══ RAW DATA
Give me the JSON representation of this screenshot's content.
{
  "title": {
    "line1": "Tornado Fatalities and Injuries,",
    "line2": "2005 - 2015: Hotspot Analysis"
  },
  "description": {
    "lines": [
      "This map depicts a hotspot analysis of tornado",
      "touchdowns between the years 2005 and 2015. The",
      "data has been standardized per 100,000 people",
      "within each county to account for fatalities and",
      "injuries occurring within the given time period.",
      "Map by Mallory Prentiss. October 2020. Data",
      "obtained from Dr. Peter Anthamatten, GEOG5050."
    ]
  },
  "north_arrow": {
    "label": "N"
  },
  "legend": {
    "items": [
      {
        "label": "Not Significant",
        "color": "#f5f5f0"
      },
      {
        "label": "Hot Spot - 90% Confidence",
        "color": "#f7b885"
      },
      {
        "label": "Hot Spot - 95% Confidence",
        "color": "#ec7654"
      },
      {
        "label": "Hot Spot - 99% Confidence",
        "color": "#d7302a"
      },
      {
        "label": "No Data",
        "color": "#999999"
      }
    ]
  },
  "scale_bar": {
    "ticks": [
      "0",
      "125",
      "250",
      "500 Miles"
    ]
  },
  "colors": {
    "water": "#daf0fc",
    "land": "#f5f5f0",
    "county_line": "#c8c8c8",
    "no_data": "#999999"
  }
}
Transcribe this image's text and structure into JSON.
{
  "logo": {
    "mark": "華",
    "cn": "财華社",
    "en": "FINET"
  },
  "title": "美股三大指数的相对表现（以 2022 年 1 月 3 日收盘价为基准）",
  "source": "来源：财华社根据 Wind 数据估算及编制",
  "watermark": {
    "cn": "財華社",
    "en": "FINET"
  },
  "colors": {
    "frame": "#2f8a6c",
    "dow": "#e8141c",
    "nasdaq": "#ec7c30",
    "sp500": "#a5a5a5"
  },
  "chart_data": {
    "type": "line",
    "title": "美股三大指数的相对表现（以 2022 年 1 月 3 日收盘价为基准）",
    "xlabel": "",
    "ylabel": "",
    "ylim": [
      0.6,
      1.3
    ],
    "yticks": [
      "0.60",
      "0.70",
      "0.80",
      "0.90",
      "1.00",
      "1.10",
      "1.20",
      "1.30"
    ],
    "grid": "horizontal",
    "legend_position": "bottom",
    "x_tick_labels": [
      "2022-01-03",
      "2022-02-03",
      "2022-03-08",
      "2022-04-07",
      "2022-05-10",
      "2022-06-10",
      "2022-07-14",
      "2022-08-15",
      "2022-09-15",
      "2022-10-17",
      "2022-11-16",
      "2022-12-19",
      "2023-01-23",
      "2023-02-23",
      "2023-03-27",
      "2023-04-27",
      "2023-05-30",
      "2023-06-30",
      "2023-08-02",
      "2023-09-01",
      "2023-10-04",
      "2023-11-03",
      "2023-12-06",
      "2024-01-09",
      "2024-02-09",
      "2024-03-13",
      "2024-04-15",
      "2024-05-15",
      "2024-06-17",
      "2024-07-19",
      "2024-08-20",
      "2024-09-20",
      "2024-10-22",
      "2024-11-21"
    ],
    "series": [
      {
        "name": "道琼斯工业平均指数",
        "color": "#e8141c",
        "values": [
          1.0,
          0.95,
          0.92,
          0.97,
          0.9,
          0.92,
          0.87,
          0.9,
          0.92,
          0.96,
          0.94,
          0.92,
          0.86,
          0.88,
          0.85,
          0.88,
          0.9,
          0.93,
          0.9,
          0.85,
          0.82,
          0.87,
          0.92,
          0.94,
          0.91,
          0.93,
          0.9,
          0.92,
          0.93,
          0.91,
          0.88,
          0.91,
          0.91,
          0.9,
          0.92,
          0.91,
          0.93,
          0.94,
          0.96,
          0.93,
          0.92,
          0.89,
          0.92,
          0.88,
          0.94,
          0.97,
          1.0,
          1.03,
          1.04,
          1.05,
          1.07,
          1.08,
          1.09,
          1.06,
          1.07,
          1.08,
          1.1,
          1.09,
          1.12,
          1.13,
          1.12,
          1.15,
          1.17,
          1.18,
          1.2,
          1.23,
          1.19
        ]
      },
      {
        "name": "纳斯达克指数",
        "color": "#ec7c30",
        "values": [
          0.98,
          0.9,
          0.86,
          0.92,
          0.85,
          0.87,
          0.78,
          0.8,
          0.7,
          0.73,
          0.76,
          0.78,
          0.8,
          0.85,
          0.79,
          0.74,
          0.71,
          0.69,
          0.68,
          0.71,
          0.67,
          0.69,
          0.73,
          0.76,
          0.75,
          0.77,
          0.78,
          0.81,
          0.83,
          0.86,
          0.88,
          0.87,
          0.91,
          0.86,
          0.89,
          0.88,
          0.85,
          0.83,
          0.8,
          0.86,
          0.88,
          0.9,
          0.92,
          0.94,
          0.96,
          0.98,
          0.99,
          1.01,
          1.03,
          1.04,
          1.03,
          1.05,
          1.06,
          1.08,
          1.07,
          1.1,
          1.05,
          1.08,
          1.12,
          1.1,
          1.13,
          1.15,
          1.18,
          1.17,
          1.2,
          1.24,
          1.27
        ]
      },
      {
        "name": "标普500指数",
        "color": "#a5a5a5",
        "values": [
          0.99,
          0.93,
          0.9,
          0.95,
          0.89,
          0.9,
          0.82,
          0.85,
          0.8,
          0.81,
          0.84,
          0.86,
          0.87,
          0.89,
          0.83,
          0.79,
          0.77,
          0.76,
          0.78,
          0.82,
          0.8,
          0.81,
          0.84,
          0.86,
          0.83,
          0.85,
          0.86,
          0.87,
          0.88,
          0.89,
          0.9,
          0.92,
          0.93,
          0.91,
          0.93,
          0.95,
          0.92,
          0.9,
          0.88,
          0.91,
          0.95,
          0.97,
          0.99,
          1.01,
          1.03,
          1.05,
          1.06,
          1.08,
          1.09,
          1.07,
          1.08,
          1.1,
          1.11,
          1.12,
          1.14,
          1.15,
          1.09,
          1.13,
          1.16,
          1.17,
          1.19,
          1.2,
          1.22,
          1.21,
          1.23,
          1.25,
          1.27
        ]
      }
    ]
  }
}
════
--- TASK TO CARRY OUT ---
Return only those lines of the records that contain the string "name".

--- COMPLETED TASK ---
        "name": "道琼斯工业平均指数",
        "name": "纳斯达克指数",
        "name": "标普500指数",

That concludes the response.